___ RECORDS FOR THIS EXERCISE ___

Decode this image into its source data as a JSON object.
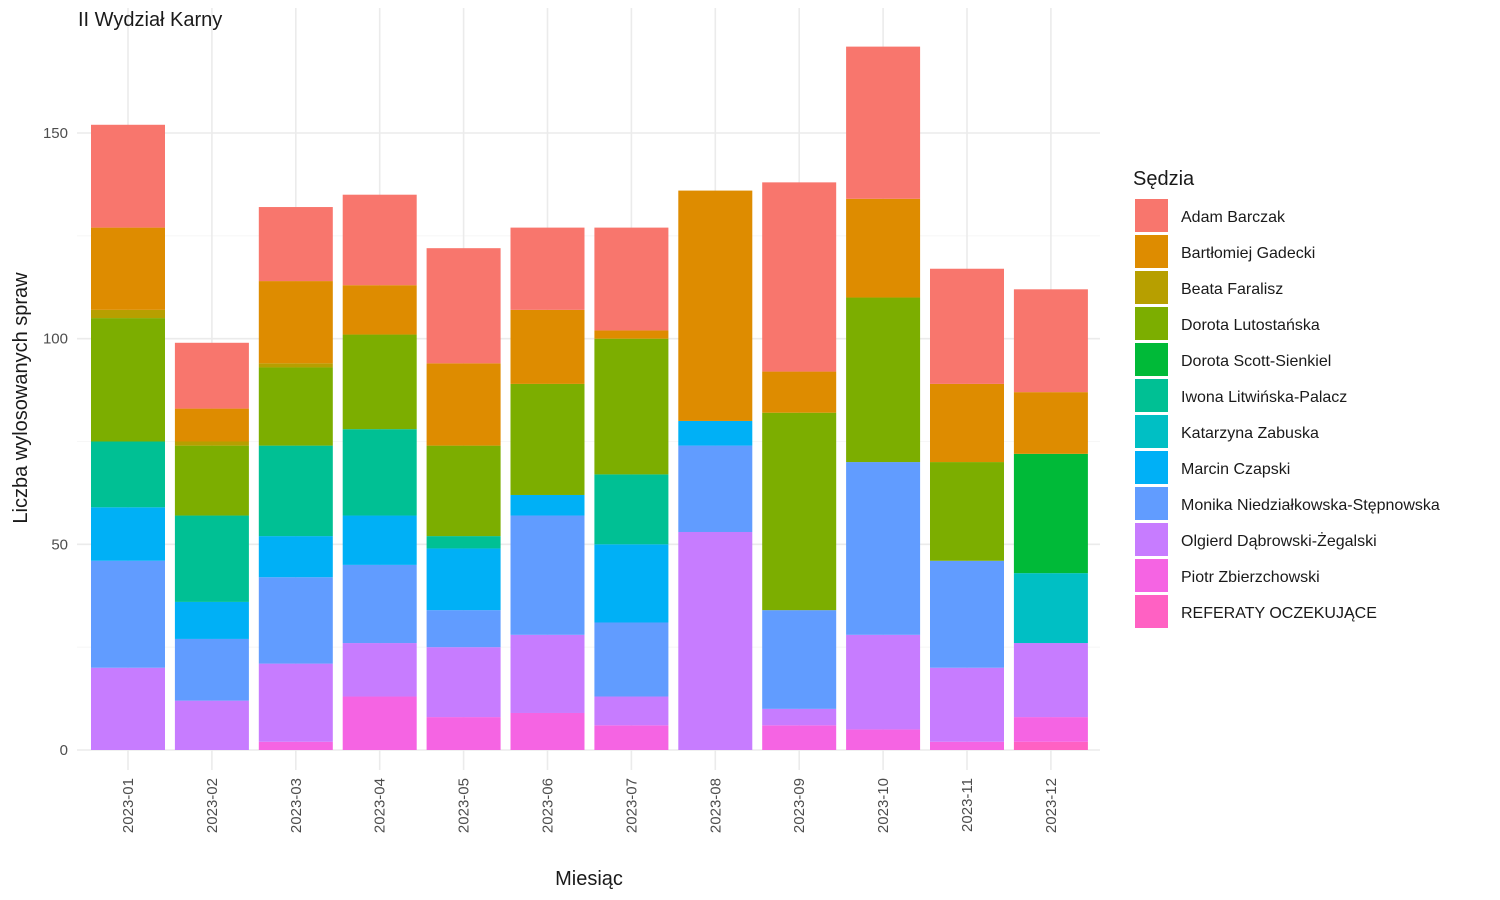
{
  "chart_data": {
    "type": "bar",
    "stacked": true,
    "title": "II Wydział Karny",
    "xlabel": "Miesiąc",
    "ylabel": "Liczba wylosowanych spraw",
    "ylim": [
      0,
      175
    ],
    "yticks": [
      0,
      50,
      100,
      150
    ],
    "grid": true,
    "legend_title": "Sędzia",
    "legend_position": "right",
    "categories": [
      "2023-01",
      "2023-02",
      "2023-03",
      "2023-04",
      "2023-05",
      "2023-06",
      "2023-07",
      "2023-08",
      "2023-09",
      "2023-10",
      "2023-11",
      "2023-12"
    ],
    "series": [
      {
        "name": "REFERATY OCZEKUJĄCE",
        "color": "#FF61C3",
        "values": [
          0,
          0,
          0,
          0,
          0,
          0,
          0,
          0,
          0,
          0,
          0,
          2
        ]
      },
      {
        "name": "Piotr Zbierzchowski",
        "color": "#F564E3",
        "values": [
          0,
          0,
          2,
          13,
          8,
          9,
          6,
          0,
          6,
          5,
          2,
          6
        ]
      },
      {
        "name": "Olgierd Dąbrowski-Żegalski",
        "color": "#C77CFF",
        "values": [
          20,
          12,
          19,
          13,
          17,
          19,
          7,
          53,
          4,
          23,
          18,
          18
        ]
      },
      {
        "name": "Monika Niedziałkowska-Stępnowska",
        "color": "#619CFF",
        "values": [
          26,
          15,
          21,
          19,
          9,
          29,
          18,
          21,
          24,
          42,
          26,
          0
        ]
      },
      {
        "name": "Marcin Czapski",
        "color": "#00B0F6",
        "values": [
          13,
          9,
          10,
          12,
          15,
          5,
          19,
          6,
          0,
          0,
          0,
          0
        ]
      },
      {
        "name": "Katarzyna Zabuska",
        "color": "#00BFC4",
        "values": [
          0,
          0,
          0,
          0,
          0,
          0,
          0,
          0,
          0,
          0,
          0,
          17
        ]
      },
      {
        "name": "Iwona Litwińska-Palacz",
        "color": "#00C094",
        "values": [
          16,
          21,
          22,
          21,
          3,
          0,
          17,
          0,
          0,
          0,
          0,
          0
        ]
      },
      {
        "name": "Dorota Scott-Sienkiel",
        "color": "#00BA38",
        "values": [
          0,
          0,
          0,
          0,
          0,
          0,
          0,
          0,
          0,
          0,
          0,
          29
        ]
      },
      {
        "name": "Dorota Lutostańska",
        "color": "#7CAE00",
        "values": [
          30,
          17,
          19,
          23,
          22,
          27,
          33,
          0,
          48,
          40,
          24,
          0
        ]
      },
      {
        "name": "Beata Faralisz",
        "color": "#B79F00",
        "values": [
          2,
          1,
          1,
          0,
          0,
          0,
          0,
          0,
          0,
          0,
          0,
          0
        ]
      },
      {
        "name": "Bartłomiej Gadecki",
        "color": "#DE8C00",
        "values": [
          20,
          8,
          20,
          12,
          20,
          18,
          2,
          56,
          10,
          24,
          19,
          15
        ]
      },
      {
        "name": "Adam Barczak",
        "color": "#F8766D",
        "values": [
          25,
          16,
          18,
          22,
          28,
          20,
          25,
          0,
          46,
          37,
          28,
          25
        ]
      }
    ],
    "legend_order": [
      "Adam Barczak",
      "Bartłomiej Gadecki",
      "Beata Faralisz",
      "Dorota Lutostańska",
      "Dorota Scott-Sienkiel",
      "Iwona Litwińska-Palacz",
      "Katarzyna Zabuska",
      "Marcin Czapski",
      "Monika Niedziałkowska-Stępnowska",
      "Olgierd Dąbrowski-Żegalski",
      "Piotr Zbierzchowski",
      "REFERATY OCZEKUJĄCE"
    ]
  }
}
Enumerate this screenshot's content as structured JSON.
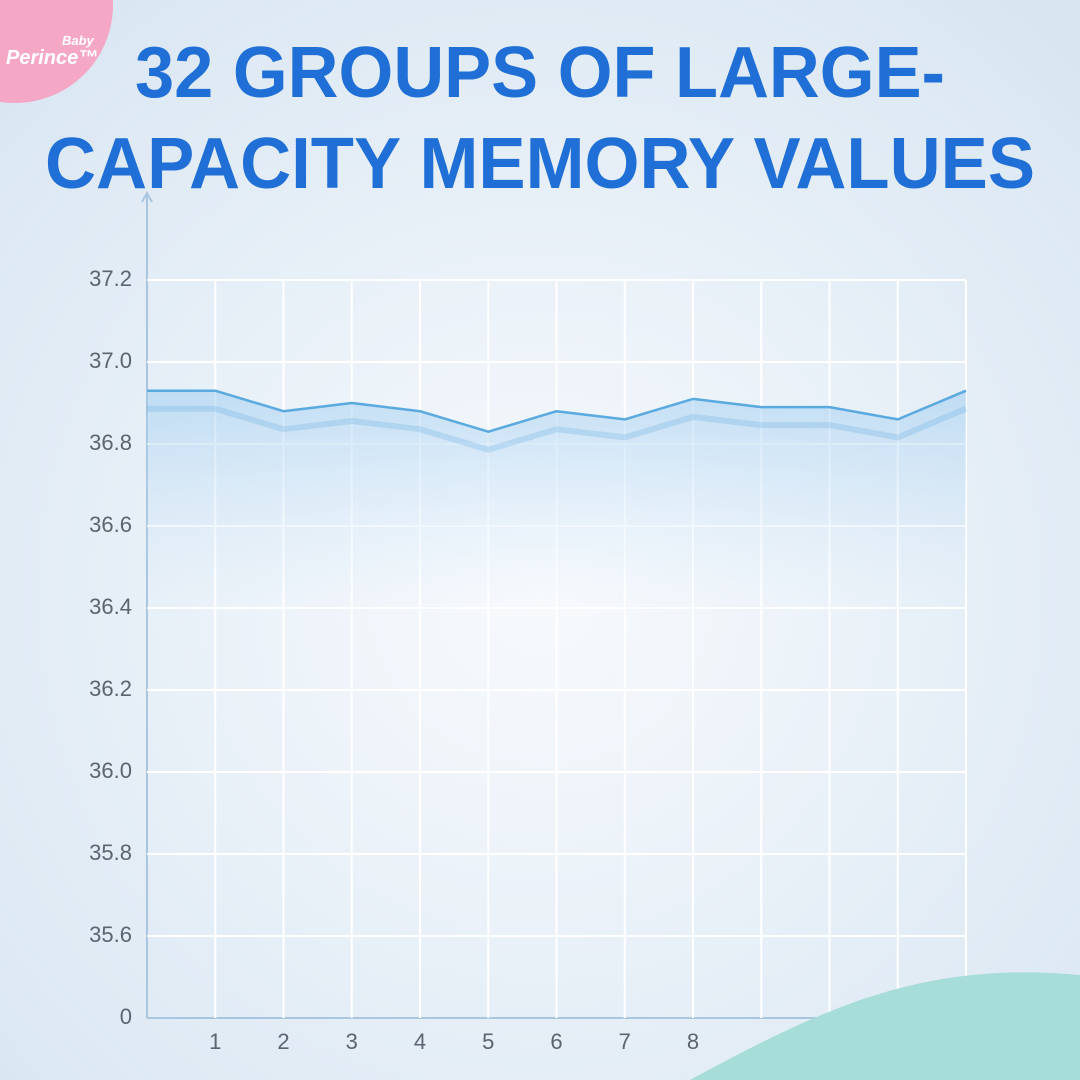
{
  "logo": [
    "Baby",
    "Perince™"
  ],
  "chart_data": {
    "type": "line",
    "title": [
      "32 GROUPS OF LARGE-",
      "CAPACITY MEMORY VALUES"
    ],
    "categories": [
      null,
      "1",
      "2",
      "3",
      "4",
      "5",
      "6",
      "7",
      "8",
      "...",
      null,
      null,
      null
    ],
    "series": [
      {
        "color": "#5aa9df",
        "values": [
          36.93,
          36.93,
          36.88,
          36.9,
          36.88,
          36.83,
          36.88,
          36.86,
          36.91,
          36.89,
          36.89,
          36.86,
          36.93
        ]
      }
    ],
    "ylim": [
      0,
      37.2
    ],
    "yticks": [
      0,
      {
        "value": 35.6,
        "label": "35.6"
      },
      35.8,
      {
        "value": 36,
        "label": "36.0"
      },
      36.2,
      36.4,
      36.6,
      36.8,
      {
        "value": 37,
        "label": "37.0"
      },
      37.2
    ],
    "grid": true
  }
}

___

WHAT YOU WILL DO: All of the data needs repeating exactly, but the pictures do not.

TASK ANSWER:
Decode this image into its source data as a JSON object.
{
  "chart_data": {
    "type": "bar",
    "stacked": true,
    "title": "II Wydział Karny",
    "xlabel": "Miesiąc",
    "ylabel": "Liczba wylosowanych spraw",
    "ylim": [
      0,
      175
    ],
    "yticks": [
      0,
      50,
      100,
      150
    ],
    "grid": true,
    "legend_title": "Sędzia",
    "legend_position": "right",
    "categories": [
      "2023-01",
      "2023-02",
      "2023-03",
      "2023-04",
      "2023-05",
      "2023-06",
      "2023-07",
      "2023-08",
      "2023-09",
      "2023-10",
      "2023-11",
      "2023-12"
    ],
    "series": [
      {
        "name": "REFERATY OCZEKUJĄCE",
        "color": "#FF61C3",
        "values": [
          0,
          0,
          0,
          0,
          0,
          0,
          0,
          0,
          0,
          0,
          0,
          2
        ]
      },
      {
        "name": "Piotr Zbierzchowski",
        "color": "#F564E3",
        "values": [
          0,
          0,
          2,
          13,
          8,
          9,
          6,
          0,
          6,
          5,
          2,
          6
        ]
      },
      {
        "name": "Olgierd Dąbrowski-Żegalski",
        "color": "#C77CFF",
        "values": [
          20,
          12,
          19,
          13,
          17,
          19,
          7,
          53,
          4,
          23,
          18,
          18
        ]
      },
      {
        "name": "Monika Niedziałkowska-Stępnowska",
        "color": "#619CFF",
        "values": [
          26,
          15,
          21,
          19,
          9,
          29,
          18,
          21,
          24,
          42,
          26,
          0
        ]
      },
      {
        "name": "Marcin Czapski",
        "color": "#00B0F6",
        "values": [
          13,
          9,
          10,
          12,
          15,
          5,
          19,
          6,
          0,
          0,
          0,
          0
        ]
      },
      {
        "name": "Katarzyna Zabuska",
        "color": "#00BFC4",
        "values": [
          0,
          0,
          0,
          0,
          0,
          0,
          0,
          0,
          0,
          0,
          0,
          17
        ]
      },
      {
        "name": "Iwona Litwińska-Palacz",
        "color": "#00C094",
        "values": [
          16,
          21,
          22,
          21,
          3,
          0,
          17,
          0,
          0,
          0,
          0,
          0
        ]
      },
      {
        "name": "Dorota Scott-Sienkiel",
        "color": "#00BA38",
        "values": [
          0,
          0,
          0,
          0,
          0,
          0,
          0,
          0,
          0,
          0,
          0,
          29
        ]
      },
      {
        "name": "Dorota Lutostańska",
        "color": "#7CAE00",
        "values": [
          30,
          17,
          19,
          23,
          22,
          27,
          33,
          0,
          48,
          40,
          24,
          0
        ]
      },
      {
        "name": "Beata Faralisz",
        "color": "#B79F00",
        "values": [
          2,
          1,
          1,
          0,
          0,
          0,
          0,
          0,
          0,
          0,
          0,
          0
        ]
      },
      {
        "name": "Bartłomiej Gadecki",
        "color": "#DE8C00",
        "values": [
          20,
          8,
          20,
          12,
          20,
          18,
          2,
          56,
          10,
          24,
          19,
          15
        ]
      },
      {
        "name": "Adam Barczak",
        "color": "#F8766D",
        "values": [
          25,
          16,
          18,
          22,
          28,
          20,
          25,
          0,
          46,
          37,
          28,
          25
        ]
      }
    ],
    "legend_order": [
      "Adam Barczak",
      "Bartłomiej Gadecki",
      "Beata Faralisz",
      "Dorota Lutostańska",
      "Dorota Scott-Sienkiel",
      "Iwona Litwińska-Palacz",
      "Katarzyna Zabuska",
      "Marcin Czapski",
      "Monika Niedziałkowska-Stępnowska",
      "Olgierd Dąbrowski-Żegalski",
      "Piotr Zbierzchowski",
      "REFERATY OCZEKUJĄCE"
    ]
  }
}
Enumerate this screenshot's content as structured JSON.
{
  "logo": [
    "Baby",
    "Perince™"
  ],
  "chart_data": {
    "type": "line",
    "title": [
      "32 GROUPS OF LARGE-",
      "CAPACITY MEMORY VALUES"
    ],
    "categories": [
      null,
      "1",
      "2",
      "3",
      "4",
      "5",
      "6",
      "7",
      "8",
      "...",
      null,
      null,
      null
    ],
    "series": [
      {
        "color": "#5aa9df",
        "values": [
          36.93,
          36.93,
          36.88,
          36.9,
          36.88,
          36.83,
          36.88,
          36.86,
          36.91,
          36.89,
          36.89,
          36.86,
          36.93
        ]
      }
    ],
    "ylim": [
      0,
      37.2
    ],
    "yticks": [
      0,
      {
        "value": 35.6,
        "label": "35.6"
      },
      35.8,
      {
        "value": 36,
        "label": "36.0"
      },
      36.2,
      36.4,
      36.6,
      36.8,
      {
        "value": 37,
        "label": "37.0"
      },
      37.2
    ],
    "grid": true
  }
}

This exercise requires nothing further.